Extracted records

---+---

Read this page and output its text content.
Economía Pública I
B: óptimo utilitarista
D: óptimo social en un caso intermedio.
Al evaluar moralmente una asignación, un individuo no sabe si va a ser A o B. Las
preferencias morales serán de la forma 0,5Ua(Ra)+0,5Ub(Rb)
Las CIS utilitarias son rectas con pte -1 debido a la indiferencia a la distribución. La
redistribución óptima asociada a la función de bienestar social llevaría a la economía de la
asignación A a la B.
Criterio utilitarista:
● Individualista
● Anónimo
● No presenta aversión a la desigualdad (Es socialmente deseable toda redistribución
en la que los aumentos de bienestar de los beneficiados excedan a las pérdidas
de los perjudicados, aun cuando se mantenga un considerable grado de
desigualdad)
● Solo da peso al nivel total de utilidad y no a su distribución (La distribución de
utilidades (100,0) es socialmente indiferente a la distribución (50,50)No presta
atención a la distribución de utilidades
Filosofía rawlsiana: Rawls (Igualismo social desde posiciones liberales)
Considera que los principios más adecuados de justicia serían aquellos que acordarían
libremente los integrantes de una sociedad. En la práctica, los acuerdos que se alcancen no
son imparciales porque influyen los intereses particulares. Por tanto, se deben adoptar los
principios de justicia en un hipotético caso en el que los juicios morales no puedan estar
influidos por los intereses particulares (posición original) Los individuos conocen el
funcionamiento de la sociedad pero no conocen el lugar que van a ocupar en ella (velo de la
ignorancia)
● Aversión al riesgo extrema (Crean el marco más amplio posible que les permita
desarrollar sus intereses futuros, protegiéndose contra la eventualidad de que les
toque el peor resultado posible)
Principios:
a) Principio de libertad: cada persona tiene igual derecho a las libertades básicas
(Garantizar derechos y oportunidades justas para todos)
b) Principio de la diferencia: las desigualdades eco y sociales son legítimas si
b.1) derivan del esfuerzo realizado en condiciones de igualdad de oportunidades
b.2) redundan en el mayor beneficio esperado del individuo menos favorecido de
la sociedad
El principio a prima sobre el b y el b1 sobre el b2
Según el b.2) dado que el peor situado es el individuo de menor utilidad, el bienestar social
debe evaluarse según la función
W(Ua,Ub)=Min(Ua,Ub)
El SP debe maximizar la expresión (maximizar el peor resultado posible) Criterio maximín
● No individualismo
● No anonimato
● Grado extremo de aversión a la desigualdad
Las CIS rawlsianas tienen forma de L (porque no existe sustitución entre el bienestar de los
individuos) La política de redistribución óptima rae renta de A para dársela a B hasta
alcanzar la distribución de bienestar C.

---+---

Select every line above that contains the word "óptimo", and copy it.

B: óptimo utilitarista
D: óptimo social en un caso intermedio.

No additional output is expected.